(Figure collection entries)
********

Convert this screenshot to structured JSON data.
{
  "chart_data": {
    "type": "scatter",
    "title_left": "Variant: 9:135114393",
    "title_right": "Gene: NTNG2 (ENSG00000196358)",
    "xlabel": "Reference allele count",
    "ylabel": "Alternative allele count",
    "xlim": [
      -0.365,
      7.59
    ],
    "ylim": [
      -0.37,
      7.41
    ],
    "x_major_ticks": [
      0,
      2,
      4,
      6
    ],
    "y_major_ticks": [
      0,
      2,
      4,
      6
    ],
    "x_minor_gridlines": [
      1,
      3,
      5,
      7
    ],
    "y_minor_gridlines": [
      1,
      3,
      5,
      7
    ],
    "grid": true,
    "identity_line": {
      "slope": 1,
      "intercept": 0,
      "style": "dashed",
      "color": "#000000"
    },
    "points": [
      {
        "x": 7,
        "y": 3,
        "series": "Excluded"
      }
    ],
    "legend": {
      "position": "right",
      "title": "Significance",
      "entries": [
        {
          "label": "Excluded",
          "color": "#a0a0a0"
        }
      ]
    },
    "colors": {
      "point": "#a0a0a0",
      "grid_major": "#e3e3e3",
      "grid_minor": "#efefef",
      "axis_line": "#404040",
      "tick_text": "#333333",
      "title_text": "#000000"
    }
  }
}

********

* _GIVEN INSTRUCTION_
Each record above should be restated word for word.

* _THE SOLUTION_
Convert this screenshot to structured JSON data.
{
  "chart_data": {
    "type": "scatter",
    "title_left": "Variant: 9:135114393",
    "title_right": "Gene: NTNG2 (ENSG00000196358)",
    "xlabel": "Reference allele count",
    "ylabel": "Alternative allele count",
    "xlim": [
      -0.365,
      7.59
    ],
    "ylim": [
      -0.37,
      7.41
    ],
    "x_major_ticks": [
      0,
      2,
      4,
      6
    ],
    "y_major_ticks": [
      0,
      2,
      4,
      6
    ],
    "x_minor_gridlines": [
      1,
      3,
      5,
      7
    ],
    "y_minor_gridlines": [
      1,
      3,
      5,
      7
    ],
    "grid": true,
    "identity_line": {
      "slope": 1,
      "intercept": 0,
      "style": "dashed",
      "color": "#000000"
    },
    "points": [
      {
        "x": 7,
        "y": 3,
        "series": "Excluded"
      }
    ],
    "legend": {
      "position": "right",
      "title": "Significance",
      "entries": [
        {
          "label": "Excluded",
          "color": "#a0a0a0"
        }
      ]
    },
    "colors": {
      "point": "#a0a0a0",
      "grid_major": "#e3e3e3",
      "grid_minor": "#efefef",
      "axis_line": "#404040",
      "tick_text": "#333333",
      "title_text": "#000000"
    }
  }
}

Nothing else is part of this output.